» **INSTRUCTIONS TO FOLLOW**: Look over the lines below. Report each one that includes the string "JSON".

» **Dataset listings of figures**:
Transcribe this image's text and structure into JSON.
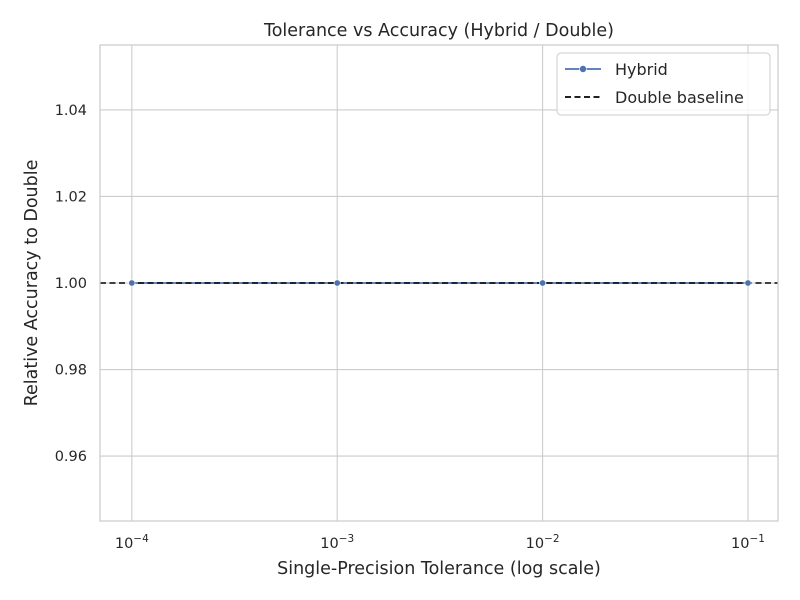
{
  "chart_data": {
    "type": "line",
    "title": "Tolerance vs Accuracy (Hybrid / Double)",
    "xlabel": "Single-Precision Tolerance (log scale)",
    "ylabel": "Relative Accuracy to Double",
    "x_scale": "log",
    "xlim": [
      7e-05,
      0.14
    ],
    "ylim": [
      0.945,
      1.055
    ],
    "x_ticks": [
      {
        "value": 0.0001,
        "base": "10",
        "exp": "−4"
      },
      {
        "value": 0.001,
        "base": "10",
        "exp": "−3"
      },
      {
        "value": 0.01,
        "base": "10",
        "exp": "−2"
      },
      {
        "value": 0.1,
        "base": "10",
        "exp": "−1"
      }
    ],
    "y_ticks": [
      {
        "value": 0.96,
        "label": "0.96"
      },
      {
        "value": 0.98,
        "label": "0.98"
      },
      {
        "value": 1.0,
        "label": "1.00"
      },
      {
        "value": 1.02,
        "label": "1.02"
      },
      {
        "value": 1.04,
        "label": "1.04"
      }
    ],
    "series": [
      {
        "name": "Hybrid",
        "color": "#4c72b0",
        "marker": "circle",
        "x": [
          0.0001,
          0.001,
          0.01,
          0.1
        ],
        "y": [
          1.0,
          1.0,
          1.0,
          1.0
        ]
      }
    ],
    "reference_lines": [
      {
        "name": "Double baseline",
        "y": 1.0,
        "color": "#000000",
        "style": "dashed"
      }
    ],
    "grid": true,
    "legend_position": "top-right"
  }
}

...

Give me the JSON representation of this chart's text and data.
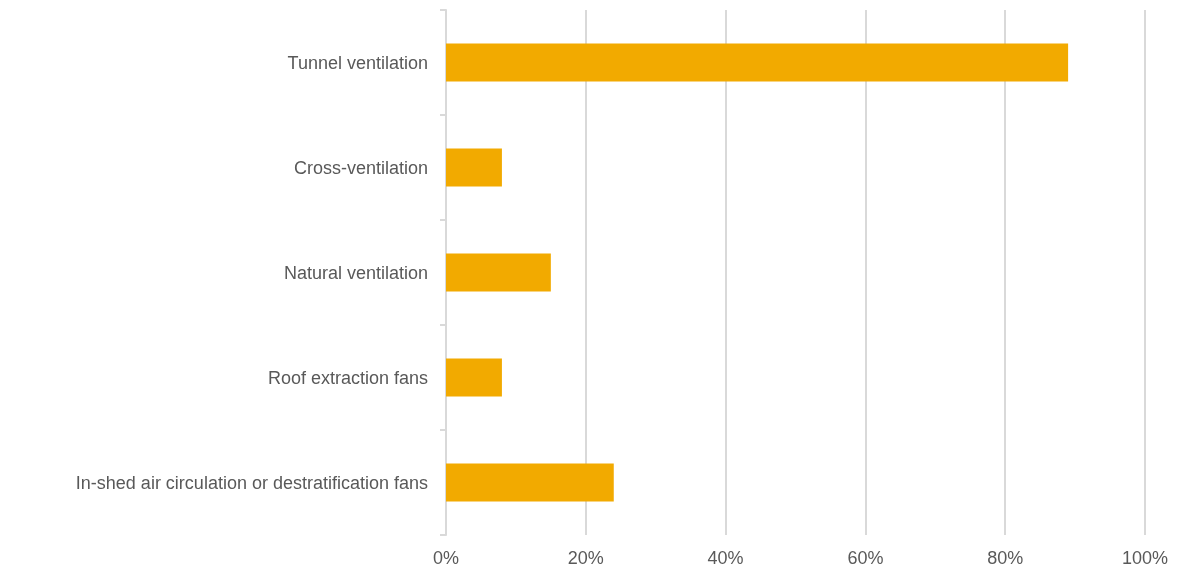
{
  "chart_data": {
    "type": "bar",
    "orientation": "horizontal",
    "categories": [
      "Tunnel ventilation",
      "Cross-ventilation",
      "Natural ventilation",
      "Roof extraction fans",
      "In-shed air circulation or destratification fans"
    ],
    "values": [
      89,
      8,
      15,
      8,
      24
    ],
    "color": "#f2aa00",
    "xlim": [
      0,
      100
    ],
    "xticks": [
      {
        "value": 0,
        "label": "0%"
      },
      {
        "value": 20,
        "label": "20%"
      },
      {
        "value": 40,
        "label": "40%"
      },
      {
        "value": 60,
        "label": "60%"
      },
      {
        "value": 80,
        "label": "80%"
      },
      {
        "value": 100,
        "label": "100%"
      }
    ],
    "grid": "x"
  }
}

» **WRITTEN ANSWER**:
Transcribe this image's text and structure into JSON.
Give me the JSON representation of this chart's text and data.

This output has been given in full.